— Exercise brief —
Return all of the data exactly as given.

— Data items —
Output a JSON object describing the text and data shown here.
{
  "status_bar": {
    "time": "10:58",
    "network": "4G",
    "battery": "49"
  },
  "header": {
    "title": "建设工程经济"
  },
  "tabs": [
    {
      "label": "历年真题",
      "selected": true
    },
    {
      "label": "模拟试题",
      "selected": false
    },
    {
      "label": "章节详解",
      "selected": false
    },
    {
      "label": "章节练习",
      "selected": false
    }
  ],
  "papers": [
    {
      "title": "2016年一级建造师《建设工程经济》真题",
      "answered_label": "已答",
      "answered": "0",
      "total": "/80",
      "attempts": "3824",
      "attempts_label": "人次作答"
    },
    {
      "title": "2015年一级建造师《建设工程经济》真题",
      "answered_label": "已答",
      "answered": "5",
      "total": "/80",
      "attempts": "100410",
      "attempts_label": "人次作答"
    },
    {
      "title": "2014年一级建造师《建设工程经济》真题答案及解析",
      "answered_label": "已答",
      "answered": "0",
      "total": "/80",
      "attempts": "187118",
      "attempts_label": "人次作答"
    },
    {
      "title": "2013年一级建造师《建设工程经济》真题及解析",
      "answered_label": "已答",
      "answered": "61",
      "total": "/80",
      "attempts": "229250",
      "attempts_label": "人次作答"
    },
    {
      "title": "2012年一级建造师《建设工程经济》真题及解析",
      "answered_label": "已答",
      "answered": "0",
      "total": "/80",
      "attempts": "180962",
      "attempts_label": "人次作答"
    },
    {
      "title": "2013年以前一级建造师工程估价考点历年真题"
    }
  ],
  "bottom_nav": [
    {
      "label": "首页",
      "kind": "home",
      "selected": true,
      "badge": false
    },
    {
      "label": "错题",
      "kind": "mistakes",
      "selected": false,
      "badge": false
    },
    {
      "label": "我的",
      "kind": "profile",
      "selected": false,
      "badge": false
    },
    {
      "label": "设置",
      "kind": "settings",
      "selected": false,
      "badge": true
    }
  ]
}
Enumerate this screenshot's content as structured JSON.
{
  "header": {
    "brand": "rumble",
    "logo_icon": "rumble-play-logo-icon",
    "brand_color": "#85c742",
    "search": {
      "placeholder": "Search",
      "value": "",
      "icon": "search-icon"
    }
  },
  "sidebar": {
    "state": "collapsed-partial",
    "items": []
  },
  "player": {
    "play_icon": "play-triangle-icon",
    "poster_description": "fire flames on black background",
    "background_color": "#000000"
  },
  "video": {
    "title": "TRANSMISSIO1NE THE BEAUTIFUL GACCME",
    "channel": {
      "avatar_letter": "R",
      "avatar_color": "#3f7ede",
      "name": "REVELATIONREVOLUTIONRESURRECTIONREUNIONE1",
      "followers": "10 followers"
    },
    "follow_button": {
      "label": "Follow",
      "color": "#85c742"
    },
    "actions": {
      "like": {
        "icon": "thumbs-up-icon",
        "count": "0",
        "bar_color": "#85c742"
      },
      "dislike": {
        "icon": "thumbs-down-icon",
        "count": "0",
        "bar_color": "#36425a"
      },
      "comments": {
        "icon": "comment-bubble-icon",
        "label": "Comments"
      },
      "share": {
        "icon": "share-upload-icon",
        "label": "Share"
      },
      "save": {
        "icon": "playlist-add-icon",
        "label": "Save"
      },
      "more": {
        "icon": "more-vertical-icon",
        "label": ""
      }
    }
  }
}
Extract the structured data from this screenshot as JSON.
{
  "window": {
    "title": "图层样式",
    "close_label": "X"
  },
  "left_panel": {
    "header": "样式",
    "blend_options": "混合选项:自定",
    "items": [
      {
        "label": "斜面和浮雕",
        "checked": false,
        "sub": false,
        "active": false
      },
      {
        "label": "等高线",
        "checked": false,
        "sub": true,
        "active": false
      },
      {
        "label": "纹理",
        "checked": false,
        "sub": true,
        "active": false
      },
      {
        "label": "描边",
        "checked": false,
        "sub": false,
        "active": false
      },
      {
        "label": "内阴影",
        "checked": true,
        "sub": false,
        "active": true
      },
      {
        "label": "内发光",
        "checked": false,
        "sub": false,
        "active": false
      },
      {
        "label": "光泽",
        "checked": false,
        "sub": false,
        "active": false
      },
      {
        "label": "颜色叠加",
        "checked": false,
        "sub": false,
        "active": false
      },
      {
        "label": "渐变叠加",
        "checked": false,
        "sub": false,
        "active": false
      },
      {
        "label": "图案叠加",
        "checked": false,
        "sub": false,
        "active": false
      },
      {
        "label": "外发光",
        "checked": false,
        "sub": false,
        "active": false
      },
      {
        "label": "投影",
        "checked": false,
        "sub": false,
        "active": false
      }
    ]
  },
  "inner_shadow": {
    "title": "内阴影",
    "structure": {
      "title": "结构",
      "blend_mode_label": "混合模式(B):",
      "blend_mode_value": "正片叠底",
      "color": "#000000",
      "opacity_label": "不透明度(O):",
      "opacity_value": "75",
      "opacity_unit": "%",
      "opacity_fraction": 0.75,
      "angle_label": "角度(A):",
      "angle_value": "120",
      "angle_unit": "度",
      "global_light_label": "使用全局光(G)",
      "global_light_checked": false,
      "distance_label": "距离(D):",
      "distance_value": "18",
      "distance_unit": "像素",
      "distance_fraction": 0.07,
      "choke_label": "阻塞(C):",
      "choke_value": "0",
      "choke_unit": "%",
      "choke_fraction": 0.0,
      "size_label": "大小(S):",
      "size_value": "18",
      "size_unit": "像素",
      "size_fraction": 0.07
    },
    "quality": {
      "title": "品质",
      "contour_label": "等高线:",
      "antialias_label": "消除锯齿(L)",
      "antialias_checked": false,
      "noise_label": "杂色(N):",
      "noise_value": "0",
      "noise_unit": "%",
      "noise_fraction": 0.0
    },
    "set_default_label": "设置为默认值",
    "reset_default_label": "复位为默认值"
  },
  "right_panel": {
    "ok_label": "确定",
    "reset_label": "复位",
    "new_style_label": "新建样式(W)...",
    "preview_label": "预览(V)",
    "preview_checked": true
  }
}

— Answer to this task —
Output a JSON object describing the text and data shown here.
{
  "status_bar": {
    "time": "10:58",
    "network": "4G",
    "battery": "49"
  },
  "header": {
    "title": "建设工程经济"
  },
  "tabs": [
    {
      "label": "历年真题",
      "selected": true
    },
    {
      "label": "模拟试题",
      "selected": false
    },
    {
      "label": "章节详解",
      "selected": false
    },
    {
      "label": "章节练习",
      "selected": false
    }
  ],
  "papers": [
    {
      "title": "2016年一级建造师《建设工程经济》真题",
      "answered_label": "已答",
      "answered": "0",
      "total": "/80",
      "attempts": "3824",
      "attempts_label": "人次作答"
    },
    {
      "title": "2015年一级建造师《建设工程经济》真题",
      "answered_label": "已答",
      "answered": "5",
      "total": "/80",
      "attempts": "100410",
      "attempts_label": "人次作答"
    },
    {
      "title": "2014年一级建造师《建设工程经济》真题答案及解析",
      "answered_label": "已答",
      "answered": "0",
      "total": "/80",
      "attempts": "187118",
      "attempts_label": "人次作答"
    },
    {
      "title": "2013年一级建造师《建设工程经济》真题及解析",
      "answered_label": "已答",
      "answered": "61",
      "total": "/80",
      "attempts": "229250",
      "attempts_label": "人次作答"
    },
    {
      "title": "2012年一级建造师《建设工程经济》真题及解析",
      "answered_label": "已答",
      "answered": "0",
      "total": "/80",
      "attempts": "180962",
      "attempts_label": "人次作答"
    },
    {
      "title": "2013年以前一级建造师工程估价考点历年真题"
    }
  ],
  "bottom_nav": [
    {
      "label": "首页",
      "kind": "home",
      "selected": true,
      "badge": false
    },
    {
      "label": "错题",
      "kind": "mistakes",
      "selected": false,
      "badge": false
    },
    {
      "label": "我的",
      "kind": "profile",
      "selected": false,
      "badge": false
    },
    {
      "label": "设置",
      "kind": "settings",
      "selected": false,
      "badge": true
    }
  ]
}
Enumerate this screenshot's content as structured JSON.
{
  "header": {
    "brand": "rumble",
    "logo_icon": "rumble-play-logo-icon",
    "brand_color": "#85c742",
    "search": {
      "placeholder": "Search",
      "value": "",
      "icon": "search-icon"
    }
  },
  "sidebar": {
    "state": "collapsed-partial",
    "items": []
  },
  "player": {
    "play_icon": "play-triangle-icon",
    "poster_description": "fire flames on black background",
    "background_color": "#000000"
  },
  "video": {
    "title": "TRANSMISSIO1NE THE BEAUTIFUL GACCME",
    "channel": {
      "avatar_letter": "R",
      "avatar_color": "#3f7ede",
      "name": "REVELATIONREVOLUTIONRESURRECTIONREUNIONE1",
      "followers": "10 followers"
    },
    "follow_button": {
      "label": "Follow",
      "color": "#85c742"
    },
    "actions": {
      "like": {
        "icon": "thumbs-up-icon",
        "count": "0",
        "bar_color": "#85c742"
      },
      "dislike": {
        "icon": "thumbs-down-icon",
        "count": "0",
        "bar_color": "#36425a"
      },
      "comments": {
        "icon": "comment-bubble-icon",
        "label": "Comments"
      },
      "share": {
        "icon": "share-upload-icon",
        "label": "Share"
      },
      "save": {
        "icon": "playlist-add-icon",
        "label": "Save"
      },
      "more": {
        "icon": "more-vertical-icon",
        "label": ""
      }
    }
  }
}
Extract the structured data from this screenshot as JSON.
{
  "window": {
    "title": "图层样式",
    "close_label": "X"
  },
  "left_panel": {
    "header": "样式",
    "blend_options": "混合选项:自定",
    "items": [
      {
        "label": "斜面和浮雕",
        "checked": false,
        "sub": false,
        "active": false
      },
      {
        "label": "等高线",
        "checked": false,
        "sub": true,
        "active": false
      },
      {
        "label": "纹理",
        "checked": false,
        "sub": true,
        "active": false
      },
      {
        "label": "描边",
        "checked": false,
        "sub": false,
        "active": false
      },
      {
        "label": "内阴影",
        "checked": true,
        "sub": false,
        "active": true
      },
      {
        "label": "内发光",
        "checked": false,
        "sub": false,
        "active": false
      },
      {
        "label": "光泽",
        "checked": false,
        "sub": false,
        "active": false
      },
      {
        "label": "颜色叠加",
        "checked": false,
        "sub": false,
        "active": false
      },
      {
        "label": "渐变叠加",
        "checked": false,
        "sub": false,
        "active": false
      },
      {
        "label": "图案叠加",
        "checked": false,
        "sub": false,
        "active": false
      },
      {
        "label": "外发光",
        "checked": false,
        "sub": false,
        "active": false
      },
      {
        "label": "投影",
        "checked": false,
        "sub": false,
        "active": false
      }
    ]
  },
  "inner_shadow": {
    "title": "内阴影",
    "structure": {
      "title": "结构",
      "blend_mode_label": "混合模式(B):",
      "blend_mode_value": "正片叠底",
      "color": "#000000",
      "opacity_label": "不透明度(O):",
      "opacity_value": "75",
      "opacity_unit": "%",
      "opacity_fraction": 0.75,
      "angle_label": "角度(A):",
      "angle_value": "120",
      "angle_unit": "度",
      "global_light_label": "使用全局光(G)",
      "global_light_checked": false,
      "distance_label": "距离(D):",
      "distance_value": "18",
      "distance_unit": "像素",
      "distance_fraction": 0.07,
      "choke_label": "阻塞(C):",
      "choke_value": "0",
      "choke_unit": "%",
      "choke_fraction": 0.0,
      "size_label": "大小(S):",
      "size_value": "18",
      "size_unit": "像素",
      "size_fraction": 0.07
    },
    "quality": {
      "title": "品质",
      "contour_label": "等高线:",
      "antialias_label": "消除锯齿(L)",
      "antialias_checked": false,
      "noise_label": "杂色(N):",
      "noise_value": "0",
      "noise_unit": "%",
      "noise_fraction": 0.0
    },
    "set_default_label": "设置为默认值",
    "reset_default_label": "复位为默认值"
  },
  "right_panel": {
    "ok_label": "确定",
    "reset_label": "复位",
    "new_style_label": "新建样式(W)...",
    "preview_label": "预览(V)",
    "preview_checked": true
  }
}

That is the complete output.